--- BEGIN ---
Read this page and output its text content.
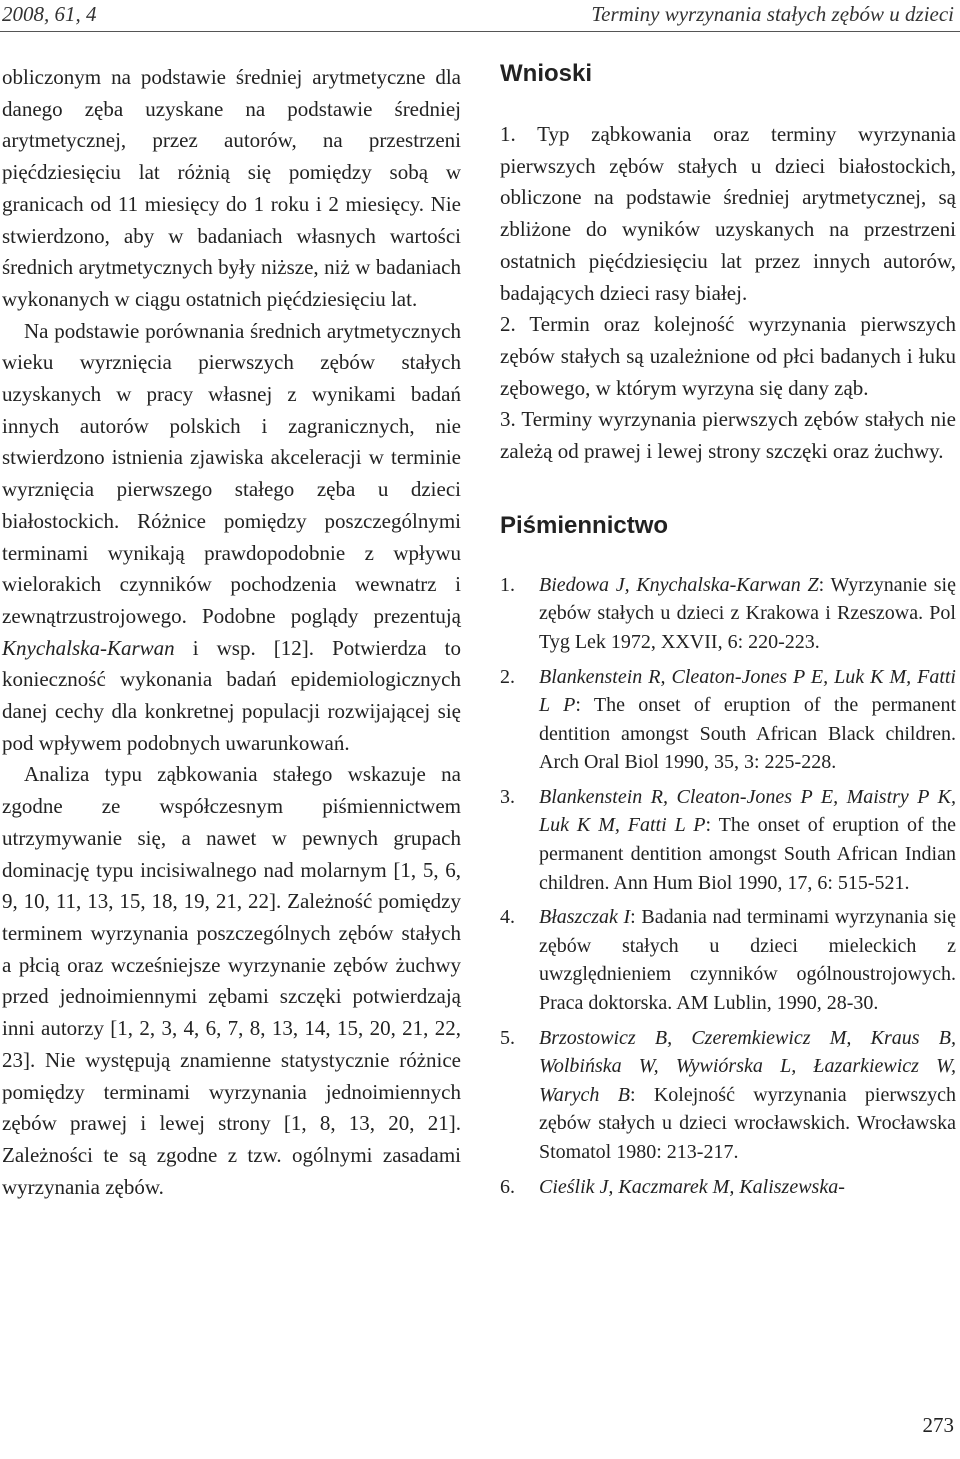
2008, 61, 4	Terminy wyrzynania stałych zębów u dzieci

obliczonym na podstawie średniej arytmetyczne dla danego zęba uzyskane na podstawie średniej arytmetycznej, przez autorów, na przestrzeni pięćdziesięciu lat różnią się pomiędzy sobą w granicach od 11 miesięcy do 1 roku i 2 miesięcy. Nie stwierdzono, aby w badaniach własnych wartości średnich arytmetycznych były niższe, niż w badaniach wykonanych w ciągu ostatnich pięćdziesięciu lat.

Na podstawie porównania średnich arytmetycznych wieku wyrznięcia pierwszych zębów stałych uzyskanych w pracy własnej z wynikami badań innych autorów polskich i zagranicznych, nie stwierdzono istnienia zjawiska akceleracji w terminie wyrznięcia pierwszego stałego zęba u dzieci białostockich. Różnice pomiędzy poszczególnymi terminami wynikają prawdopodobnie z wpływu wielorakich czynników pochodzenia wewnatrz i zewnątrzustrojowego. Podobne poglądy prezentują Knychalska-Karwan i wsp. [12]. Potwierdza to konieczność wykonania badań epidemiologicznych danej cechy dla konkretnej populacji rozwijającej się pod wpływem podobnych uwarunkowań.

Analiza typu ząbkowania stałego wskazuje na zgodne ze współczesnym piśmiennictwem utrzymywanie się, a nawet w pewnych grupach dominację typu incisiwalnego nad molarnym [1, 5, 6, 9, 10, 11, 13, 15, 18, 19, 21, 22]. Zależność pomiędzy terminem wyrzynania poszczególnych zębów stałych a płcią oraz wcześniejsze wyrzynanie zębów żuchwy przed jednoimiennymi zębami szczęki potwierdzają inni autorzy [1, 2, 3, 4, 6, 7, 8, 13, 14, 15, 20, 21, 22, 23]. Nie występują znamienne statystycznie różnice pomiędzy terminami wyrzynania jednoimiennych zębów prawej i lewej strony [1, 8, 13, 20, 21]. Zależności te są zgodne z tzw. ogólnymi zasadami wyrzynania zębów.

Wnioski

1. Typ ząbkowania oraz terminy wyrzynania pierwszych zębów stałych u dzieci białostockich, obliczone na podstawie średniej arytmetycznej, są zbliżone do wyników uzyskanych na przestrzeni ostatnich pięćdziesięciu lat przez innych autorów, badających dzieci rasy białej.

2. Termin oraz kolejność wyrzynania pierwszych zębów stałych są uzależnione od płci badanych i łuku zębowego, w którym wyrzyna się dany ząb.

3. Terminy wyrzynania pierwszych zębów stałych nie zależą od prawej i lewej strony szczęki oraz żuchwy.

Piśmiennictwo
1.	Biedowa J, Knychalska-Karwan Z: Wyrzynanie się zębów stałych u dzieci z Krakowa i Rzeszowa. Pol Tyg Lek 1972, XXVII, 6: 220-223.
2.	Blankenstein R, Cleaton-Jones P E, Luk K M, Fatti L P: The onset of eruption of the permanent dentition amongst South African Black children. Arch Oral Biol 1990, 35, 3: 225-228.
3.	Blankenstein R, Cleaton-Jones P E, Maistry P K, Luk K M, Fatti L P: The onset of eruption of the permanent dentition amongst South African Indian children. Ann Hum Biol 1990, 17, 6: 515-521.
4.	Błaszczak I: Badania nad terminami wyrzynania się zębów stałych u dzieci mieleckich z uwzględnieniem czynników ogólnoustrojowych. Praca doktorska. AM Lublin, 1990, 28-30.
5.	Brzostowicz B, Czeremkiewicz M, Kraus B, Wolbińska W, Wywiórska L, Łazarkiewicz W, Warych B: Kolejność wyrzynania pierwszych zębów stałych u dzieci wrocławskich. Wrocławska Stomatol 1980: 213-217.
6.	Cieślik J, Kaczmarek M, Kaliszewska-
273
--- END ---
STATED GOAL: Provide only the count of lines in the data above that include the string "South".

RESULT: 2